WORK TO COMPLETE
Read the lines below. Copy out any that hold the string "shown".

RECORDED INFORMATION
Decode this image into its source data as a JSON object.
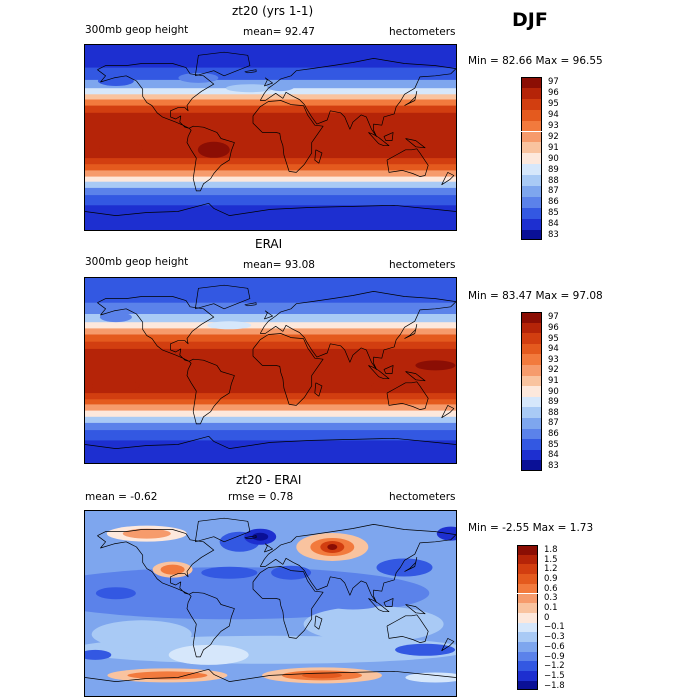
{
  "season": "DJF",
  "chart_data": [
    {
      "type": "heatmap",
      "title": "zt20 (yrs 1-1)",
      "left_label": "300mb geop height",
      "stat_label": "mean=  92.47",
      "units": "hectometers",
      "min_max": "Min =  82.66 Max =  96.55",
      "mean": 92.47,
      "min": 82.66,
      "max": 96.55,
      "colorbar": {
        "labels": [
          "97",
          "96",
          "95",
          "94",
          "93",
          "92",
          "91",
          "90",
          "89",
          "88",
          "87",
          "86",
          "85",
          "84",
          "83"
        ],
        "colors": [
          "#8b0e04",
          "#b52408",
          "#d23e10",
          "#e45a1e",
          "#f27a3d",
          "#f69b6c",
          "#f9c39f",
          "#fde8dc",
          "#d6e7fb",
          "#a9caf5",
          "#7ea6ee",
          "#5b82ea",
          "#3358e2",
          "#1d2fd0",
          "#0a1096"
        ]
      },
      "zones": [
        {
          "lat_from": 90,
          "lat_to": 68,
          "level": 84
        },
        {
          "lat_from": 68,
          "lat_to": 56,
          "level": 85
        },
        {
          "lat_from": 56,
          "lat_to": 48,
          "level": 87
        },
        {
          "lat_from": 48,
          "lat_to": 42,
          "level": 89
        },
        {
          "lat_from": 42,
          "lat_to": 37,
          "level": 91
        },
        {
          "lat_from": 37,
          "lat_to": 31,
          "level": 93
        },
        {
          "lat_from": 31,
          "lat_to": 24,
          "level": 95
        },
        {
          "lat_from": 24,
          "lat_to": -20,
          "level": 96
        },
        {
          "lat_from": -20,
          "lat_to": -26,
          "level": 95
        },
        {
          "lat_from": -26,
          "lat_to": -32,
          "level": 94
        },
        {
          "lat_from": -32,
          "lat_to": -38,
          "level": 92
        },
        {
          "lat_from": -38,
          "lat_to": -43,
          "level": 90
        },
        {
          "lat_from": -43,
          "lat_to": -49,
          "level": 88
        },
        {
          "lat_from": -49,
          "lat_to": -56,
          "level": 86
        },
        {
          "lat_from": -56,
          "lat_to": -66,
          "level": 85
        },
        {
          "lat_from": -66,
          "lat_to": -90,
          "level": 84
        }
      ]
    },
    {
      "type": "heatmap",
      "title": "ERAI",
      "left_label": "300mb geop height",
      "stat_label": "mean=  93.08",
      "units": "hectometers",
      "min_max": "Min =  83.47 Max =  97.08",
      "mean": 93.08,
      "min": 83.47,
      "max": 97.08,
      "colorbar": {
        "labels": [
          "97",
          "96",
          "95",
          "94",
          "93",
          "92",
          "91",
          "90",
          "89",
          "88",
          "87",
          "86",
          "85",
          "84",
          "83"
        ],
        "colors": [
          "#8b0e04",
          "#b52408",
          "#d23e10",
          "#e45a1e",
          "#f27a3d",
          "#f69b6c",
          "#f9c39f",
          "#fde8dc",
          "#d6e7fb",
          "#a9caf5",
          "#7ea6ee",
          "#5b82ea",
          "#3358e2",
          "#1d2fd0",
          "#0a1096"
        ]
      },
      "zones": [
        {
          "lat_from": 90,
          "lat_to": 66,
          "level": 85
        },
        {
          "lat_from": 66,
          "lat_to": 55,
          "level": 86
        },
        {
          "lat_from": 55,
          "lat_to": 47,
          "level": 88
        },
        {
          "lat_from": 47,
          "lat_to": 41,
          "level": 90
        },
        {
          "lat_from": 41,
          "lat_to": 35,
          "level": 92
        },
        {
          "lat_from": 35,
          "lat_to": 28,
          "level": 94
        },
        {
          "lat_from": 28,
          "lat_to": 21,
          "level": 95
        },
        {
          "lat_from": 21,
          "lat_to": -22,
          "level": 96
        },
        {
          "lat_from": -22,
          "lat_to": -28,
          "level": 95
        },
        {
          "lat_from": -28,
          "lat_to": -33,
          "level": 94
        },
        {
          "lat_from": -33,
          "lat_to": -39,
          "level": 92
        },
        {
          "lat_from": -39,
          "lat_to": -45,
          "level": 90
        },
        {
          "lat_from": -45,
          "lat_to": -51,
          "level": 88
        },
        {
          "lat_from": -51,
          "lat_to": -58,
          "level": 86
        },
        {
          "lat_from": -58,
          "lat_to": -68,
          "level": 85
        },
        {
          "lat_from": -68,
          "lat_to": -90,
          "level": 84
        }
      ]
    },
    {
      "type": "heatmap",
      "title": "zt20 - ERAI",
      "left_label": "mean =   -0.62",
      "stat_label": "rmse =    0.78",
      "units": "hectometers",
      "min_max": "Min =  -2.55 Max =    1.73",
      "mean": -0.62,
      "rmse": 0.78,
      "min": -2.55,
      "max": 1.73,
      "colorbar": {
        "labels": [
          "1.8",
          "1.5",
          "1.2",
          "0.9",
          "0.6",
          "0.3",
          "0.1",
          "0",
          "-0.1",
          "-0.3",
          "-0.6",
          "-0.9",
          "-1.2",
          "-1.5",
          "-1.8"
        ],
        "colors": [
          "#8b0e04",
          "#b52408",
          "#d23e10",
          "#e45a1e",
          "#f27a3d",
          "#f69b6c",
          "#f9c39f",
          "#fde8dc",
          "#d6e7fb",
          "#a9caf5",
          "#7ea6ee",
          "#5b82ea",
          "#3358e2",
          "#1d2fd0",
          "#0a1096"
        ]
      }
    }
  ]
}
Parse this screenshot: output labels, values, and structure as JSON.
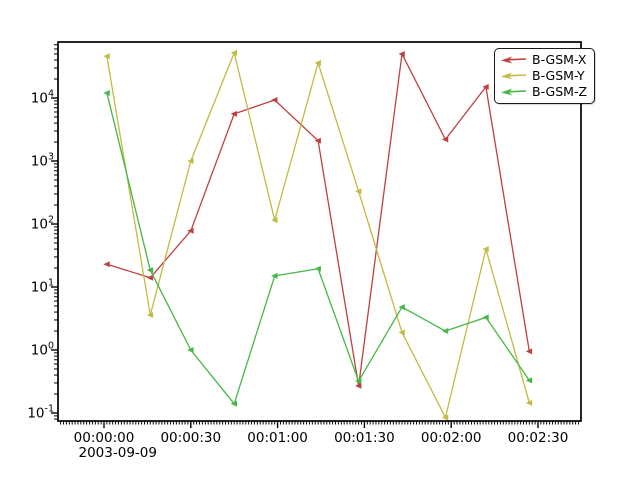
{
  "figure": {
    "background": "#ffffff",
    "frame_color": "#000000",
    "date_label": "2003-09-09"
  },
  "legend": {
    "position": "top-right",
    "entries": [
      {
        "label": "B-GSM-X",
        "color": "#bf4040",
        "marker": "left-arrow-icon"
      },
      {
        "label": "B-GSM-Y",
        "color": "#c3ba42",
        "marker": "left-arrow-icon"
      },
      {
        "label": "B-GSM-Z",
        "color": "#45b745",
        "marker": "left-arrow-icon"
      }
    ]
  },
  "chart_data": {
    "type": "line",
    "title": "",
    "xlabel": "",
    "ylabel": "",
    "y_scale": "log",
    "y_tick_exponents": [
      -1,
      0,
      1,
      2,
      3,
      4
    ],
    "ylim": [
      0.075,
      78000
    ],
    "x_unit": "seconds since 2003-09-09 00:00:00",
    "xlim_seconds": [
      -16,
      165
    ],
    "x_major_tick_seconds": [
      0,
      30,
      60,
      90,
      120,
      150
    ],
    "x_tick_labels": [
      "00:00:00",
      "00:00:30",
      "00:01:00",
      "00:01:30",
      "00:02:00",
      "00:02:30"
    ],
    "x_minor_tick_interval_seconds": 1,
    "x": [
      1,
      16,
      30,
      45,
      59,
      74,
      88,
      103,
      118,
      132,
      147
    ],
    "series": [
      {
        "name": "B-GSM-X",
        "color": "#bf4040",
        "values": [
          23,
          14,
          78,
          5600,
          9300,
          2100,
          0.27,
          50000,
          2200,
          15000,
          0.95
        ]
      },
      {
        "name": "B-GSM-Y",
        "color": "#c3ba42",
        "values": [
          46000,
          3.6,
          1000,
          52000,
          115,
          36000,
          330,
          1.9,
          0.085,
          40,
          0.145
        ]
      },
      {
        "name": "B-GSM-Z",
        "color": "#45b745",
        "values": [
          12000,
          18.5,
          1.0,
          0.14,
          15,
          19.5,
          0.32,
          4.8,
          2.0,
          3.3,
          0.33
        ]
      }
    ],
    "legend_position": "upper right",
    "grid": false,
    "marker": "left-arrow"
  }
}
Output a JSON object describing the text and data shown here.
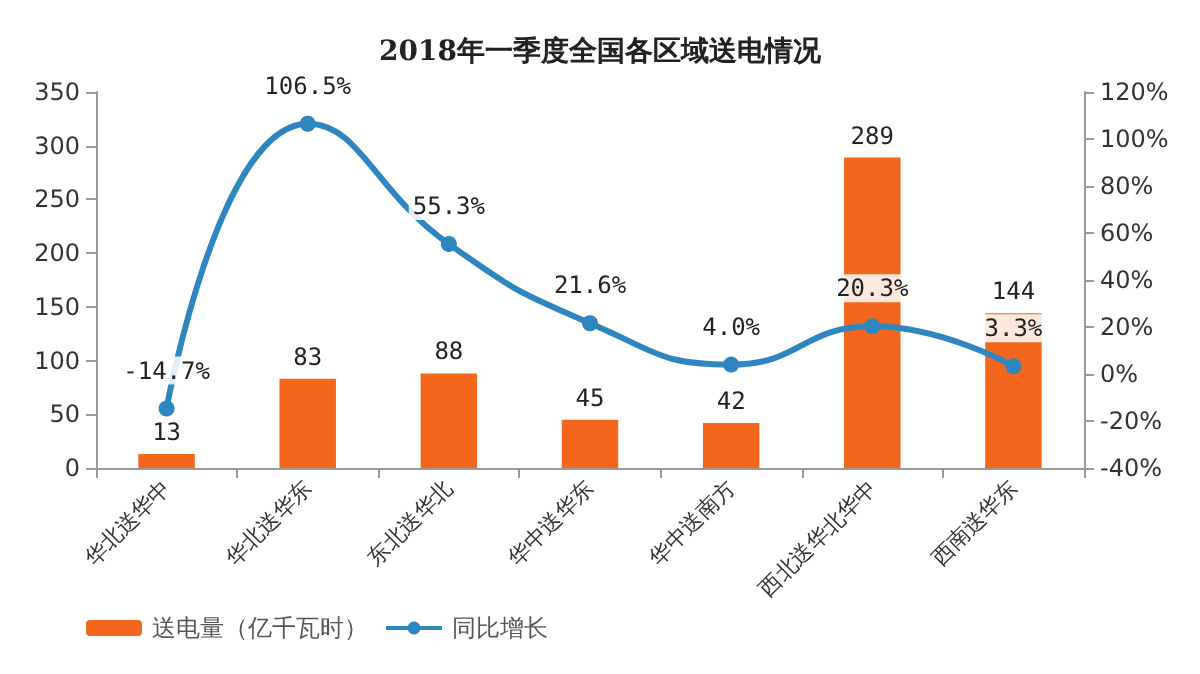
{
  "chart_data": {
    "type": "bar",
    "title": "2018年一季度全国各区域送电情况",
    "categories": [
      "华北送华中",
      "华北送华东",
      "东北送华北",
      "华中送华东",
      "华中送南方",
      "西北送华北华中",
      "西南送华东"
    ],
    "series": [
      {
        "name": "送电量（亿千瓦时）",
        "color": "#f4661b",
        "values": [
          13,
          83,
          88,
          45,
          42,
          289,
          144
        ],
        "value_labels": [
          "13",
          "83",
          "88",
          "45",
          "42",
          "289",
          "144"
        ]
      },
      {
        "name": "同比增长",
        "type": "line",
        "axis": "y2",
        "color": "#2e86c1",
        "values": [
          -14.7,
          106.5,
          55.3,
          21.6,
          4.0,
          20.3,
          3.3
        ],
        "value_labels": [
          "-14.7%",
          "106.5%",
          "55.3%",
          "21.6%",
          "4.0%",
          "20.3%",
          "3.3%"
        ]
      }
    ],
    "ylim": [
      0,
      350
    ],
    "yticks": [
      0,
      50,
      100,
      150,
      200,
      250,
      300,
      350
    ],
    "y2lim": [
      -40,
      120
    ],
    "y2ticks": [
      {
        "value": -40,
        "label": "-40%"
      },
      {
        "value": -20,
        "label": "-20%"
      },
      {
        "value": 0,
        "label": "0%"
      },
      {
        "value": 20,
        "label": "20%"
      },
      {
        "value": 40,
        "label": "40%"
      },
      {
        "value": 60,
        "label": "60%"
      },
      {
        "value": 80,
        "label": "80%"
      },
      {
        "value": 100,
        "label": "100%"
      },
      {
        "value": 120,
        "label": "120%"
      }
    ],
    "legend": "bottom",
    "marker": "circle",
    "grid": false
  }
}
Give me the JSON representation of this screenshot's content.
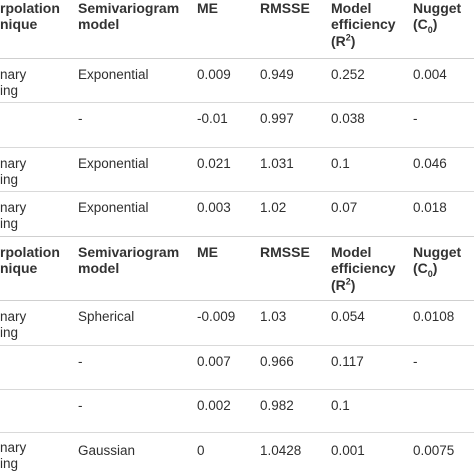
{
  "tables": [
    {
      "headers": {
        "technique": [
          "rpolation",
          "nique"
        ],
        "model": [
          "Semivariogram",
          "model"
        ],
        "me": "ME",
        "rmsse": "RMSSE",
        "efficiency": [
          "Model",
          "efficiency",
          "(R",
          "2",
          ")"
        ],
        "nugget": [
          "Nugget",
          "(C",
          "0",
          ")"
        ]
      },
      "rows": [
        {
          "technique": [
            "nary",
            "ing"
          ],
          "model": "Exponential",
          "me": "0.009",
          "rmsse": "0.949",
          "efficiency": "0.252",
          "nugget": "0.004"
        },
        {
          "technique": [
            "",
            ""
          ],
          "model": "-",
          "me": "-0.01",
          "rmsse": "0.997",
          "efficiency": "0.038",
          "nugget": "-"
        },
        {
          "technique": [
            "nary",
            "ing"
          ],
          "model": "Exponential",
          "me": "0.021",
          "rmsse": "1.031",
          "efficiency": "0.1",
          "nugget": "0.046"
        },
        {
          "technique": [
            "nary",
            "ing"
          ],
          "model": "Exponential",
          "me": "0.003",
          "rmsse": "1.02",
          "efficiency": "0.07",
          "nugget": "0.018"
        }
      ]
    },
    {
      "headers": {
        "technique": [
          "rpolation",
          "nique"
        ],
        "model": [
          "Semivariogram",
          "model"
        ],
        "me": "ME",
        "rmsse": "RMSSE",
        "efficiency": [
          "Model",
          "efficiency",
          "(R",
          "2",
          ")"
        ],
        "nugget": [
          "Nugget",
          "(C",
          "0",
          ")"
        ]
      },
      "rows": [
        {
          "technique": [
            "nary",
            "ing"
          ],
          "model": "Spherical",
          "me": "-0.009",
          "rmsse": "1.03",
          "efficiency": "0.054",
          "nugget": "0.0108"
        },
        {
          "technique": [
            "",
            ""
          ],
          "model": "-",
          "me": "0.007",
          "rmsse": "0.966",
          "efficiency": "0.117",
          "nugget": "-"
        },
        {
          "technique": [
            "",
            ""
          ],
          "model": "-",
          "me": "0.002",
          "rmsse": "0.982",
          "efficiency": "0.1",
          "nugget": ""
        },
        {
          "technique": [
            "nary",
            "ing"
          ],
          "model": "Gaussian",
          "me": "0",
          "rmsse": "1.0428",
          "efficiency": "0.001",
          "nugget": "0.0075"
        }
      ]
    }
  ]
}
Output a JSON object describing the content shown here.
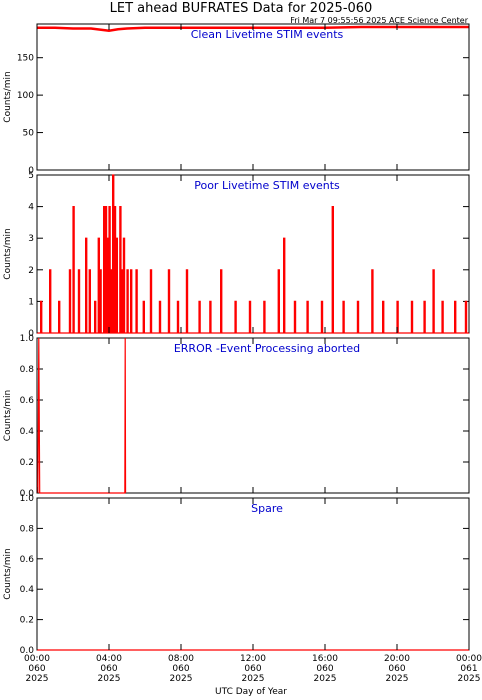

WRITTEN RESPONSE
Output a JSON object describing the text and data shown here.
Output a JSON object describing the content shown here.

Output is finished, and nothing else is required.